TASK ITEM A
In the profile of Lajos Sătmăreanu, which club did he play for as a senior from 1965 to 1975?
TASK ITEM B
Carry on the profile of Lajos Sătmăreanu from the point where it stops.

----- TEXT UNDER STUDY -----

Personal information
- Date of birth: 21 February 1944
- Place of birth: Nagyszalonta, Kingdom of Hungary (now Salonta, Romania)
- Date of death: 30 June 2025 (aged 81)
- Place of death: Romania
- Height: 1.85 m (6 ft 1 in)
- Position: Right-back

Youth career
- 1958–1960: Stăruința Salonta

Senior career*
- Years: Team / Apps / (Gls)
- 1960–1962: Stăruința Salonta
- 1962–1963: Crișana Oradea / 4 / (0)
- 1963–1964: Flamura Roșie Oradea / 18 / (1)
- 1964–1965: ASA Târgu Mureș / 12 / (1)
- 1965–1975: Steaua București / 271 / (11)
- 1975: Bihor Oradea / 14 / (1)
- 1975–1977: Progresul București / 20 / (0)
- Total:  / 339 / (14)

International career
- 1965–1967: Romania Olympic / 2 / (0)
- 1967–1973: Romania / 42 / (1)

Managerial career
- 1977–1989: Steaua București (youth)
- 1989: Bihor Oradea
- 1989–2011: Steaua București (youth)
- 2011: Școala Privată de Fotbal "Vasile Matincă" (youth)
- 2011–2016: Argeșul Mihăilești
- 2016–2022: CSA Steaua București (youth)

= Lajos Sătmăreanu =

Romanian footballer (1944–2025)

----- RECORD EXCERPTS -----

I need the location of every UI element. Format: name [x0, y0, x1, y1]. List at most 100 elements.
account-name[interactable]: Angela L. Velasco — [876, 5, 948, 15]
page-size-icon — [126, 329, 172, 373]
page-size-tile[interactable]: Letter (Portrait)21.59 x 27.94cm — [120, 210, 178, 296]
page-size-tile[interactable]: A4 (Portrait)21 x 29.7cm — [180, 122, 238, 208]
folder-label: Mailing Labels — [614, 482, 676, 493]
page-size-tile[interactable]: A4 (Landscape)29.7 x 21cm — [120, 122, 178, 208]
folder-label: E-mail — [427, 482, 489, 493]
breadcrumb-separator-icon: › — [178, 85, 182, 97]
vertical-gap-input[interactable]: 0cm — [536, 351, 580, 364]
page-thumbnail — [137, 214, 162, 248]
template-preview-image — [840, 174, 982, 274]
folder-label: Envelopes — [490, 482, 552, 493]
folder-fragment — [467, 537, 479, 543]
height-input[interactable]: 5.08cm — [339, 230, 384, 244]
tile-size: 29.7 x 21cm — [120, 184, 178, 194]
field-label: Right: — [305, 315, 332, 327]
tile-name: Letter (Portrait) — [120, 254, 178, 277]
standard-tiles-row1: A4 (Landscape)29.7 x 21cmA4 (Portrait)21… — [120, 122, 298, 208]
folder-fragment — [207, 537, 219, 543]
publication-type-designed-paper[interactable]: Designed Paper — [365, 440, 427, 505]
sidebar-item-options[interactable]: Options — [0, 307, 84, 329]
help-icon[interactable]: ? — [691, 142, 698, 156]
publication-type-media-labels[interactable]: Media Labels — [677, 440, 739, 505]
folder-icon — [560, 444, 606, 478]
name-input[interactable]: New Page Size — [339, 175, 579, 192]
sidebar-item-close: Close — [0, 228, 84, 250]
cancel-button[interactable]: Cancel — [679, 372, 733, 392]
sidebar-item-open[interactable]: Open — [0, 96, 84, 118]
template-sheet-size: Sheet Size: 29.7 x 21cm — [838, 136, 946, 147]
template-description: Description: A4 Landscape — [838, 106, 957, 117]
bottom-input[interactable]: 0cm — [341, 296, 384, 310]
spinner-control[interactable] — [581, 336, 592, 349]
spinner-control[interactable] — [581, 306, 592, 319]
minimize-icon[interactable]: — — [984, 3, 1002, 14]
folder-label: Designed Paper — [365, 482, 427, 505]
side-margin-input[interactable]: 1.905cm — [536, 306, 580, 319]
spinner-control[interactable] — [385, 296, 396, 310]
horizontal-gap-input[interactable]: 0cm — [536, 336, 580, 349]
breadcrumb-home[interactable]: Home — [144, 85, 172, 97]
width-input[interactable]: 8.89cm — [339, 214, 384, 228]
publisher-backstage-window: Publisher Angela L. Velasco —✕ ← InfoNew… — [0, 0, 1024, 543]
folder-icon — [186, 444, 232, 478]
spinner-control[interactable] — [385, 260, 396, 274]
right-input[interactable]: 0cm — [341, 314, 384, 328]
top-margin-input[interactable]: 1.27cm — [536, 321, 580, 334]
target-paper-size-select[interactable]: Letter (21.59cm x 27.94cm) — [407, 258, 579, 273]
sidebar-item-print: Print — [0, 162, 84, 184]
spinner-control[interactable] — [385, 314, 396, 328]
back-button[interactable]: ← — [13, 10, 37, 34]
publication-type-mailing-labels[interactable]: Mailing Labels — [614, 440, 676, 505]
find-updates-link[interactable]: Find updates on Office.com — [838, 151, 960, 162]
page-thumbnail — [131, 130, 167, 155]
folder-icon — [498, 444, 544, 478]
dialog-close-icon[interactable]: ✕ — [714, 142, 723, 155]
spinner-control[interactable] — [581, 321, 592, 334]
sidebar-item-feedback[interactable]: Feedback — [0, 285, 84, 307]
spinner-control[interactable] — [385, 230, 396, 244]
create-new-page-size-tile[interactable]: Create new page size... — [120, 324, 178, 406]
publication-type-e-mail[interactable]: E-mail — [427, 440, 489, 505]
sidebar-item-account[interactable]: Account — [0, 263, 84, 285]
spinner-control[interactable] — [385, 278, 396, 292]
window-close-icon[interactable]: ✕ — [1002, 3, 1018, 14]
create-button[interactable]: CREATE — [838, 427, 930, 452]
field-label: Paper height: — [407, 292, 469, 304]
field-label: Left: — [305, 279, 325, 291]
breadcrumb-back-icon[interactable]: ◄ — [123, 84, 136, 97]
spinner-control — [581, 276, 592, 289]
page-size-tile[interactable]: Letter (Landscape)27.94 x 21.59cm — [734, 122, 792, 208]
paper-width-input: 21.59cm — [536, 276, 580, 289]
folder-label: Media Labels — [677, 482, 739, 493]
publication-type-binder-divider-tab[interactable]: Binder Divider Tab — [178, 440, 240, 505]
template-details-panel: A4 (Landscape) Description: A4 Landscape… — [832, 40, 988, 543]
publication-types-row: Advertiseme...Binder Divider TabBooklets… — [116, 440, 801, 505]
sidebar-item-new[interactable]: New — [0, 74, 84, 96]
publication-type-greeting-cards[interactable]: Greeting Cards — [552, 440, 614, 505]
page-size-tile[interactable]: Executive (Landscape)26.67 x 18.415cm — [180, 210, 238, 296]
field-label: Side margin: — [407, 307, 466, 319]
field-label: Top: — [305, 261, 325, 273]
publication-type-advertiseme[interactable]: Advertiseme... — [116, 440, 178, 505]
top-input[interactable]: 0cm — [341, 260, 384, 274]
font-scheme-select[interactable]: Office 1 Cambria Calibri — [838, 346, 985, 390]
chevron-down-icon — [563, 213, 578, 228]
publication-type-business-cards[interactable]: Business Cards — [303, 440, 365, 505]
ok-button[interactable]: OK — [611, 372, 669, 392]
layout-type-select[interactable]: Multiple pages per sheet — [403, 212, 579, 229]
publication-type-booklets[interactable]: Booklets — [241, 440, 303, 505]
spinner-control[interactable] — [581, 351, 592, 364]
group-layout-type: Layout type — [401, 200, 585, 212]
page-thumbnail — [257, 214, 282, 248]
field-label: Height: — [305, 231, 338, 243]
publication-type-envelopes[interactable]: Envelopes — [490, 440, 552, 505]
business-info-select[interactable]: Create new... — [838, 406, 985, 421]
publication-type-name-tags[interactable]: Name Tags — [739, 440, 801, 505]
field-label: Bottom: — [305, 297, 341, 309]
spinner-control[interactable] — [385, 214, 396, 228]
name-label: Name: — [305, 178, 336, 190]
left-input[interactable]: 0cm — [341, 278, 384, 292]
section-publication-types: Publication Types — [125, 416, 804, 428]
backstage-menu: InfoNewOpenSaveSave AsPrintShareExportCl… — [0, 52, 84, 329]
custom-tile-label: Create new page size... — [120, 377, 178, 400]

-----

REPLY A
Steaua București

REPLY B
Lajos Sătmăreanu (/ro/; also known as Ludovic Sătmăreanu, Szatmári Lajos, 21 February 1944 – 30 June 2025) was a Romanian footballer and manager who played as a right-back. He played for the Romanian Olympic and national teams, as well as various Romanian clubs, winning a Divizia A title and five Cupa României. Later in life, he coached or managed various clubs, both youth and professional clubs.

==Club career==
Sătmăreanu, nicknamed Facchetti of the Carpathians, was born on 21 February 1944 in Salonta, Hungary (now Romania), and began playing football in 1958 at local club Recolta. He made his Divizia A debut on 17 March 1963, playing for Crișana Oradea under coach Constantin Woronkowski in a 4–2 away loss to Steaua București. Shortly afterwards he moved to play at neighboring team Flamura Roșie in Divizia B for one season.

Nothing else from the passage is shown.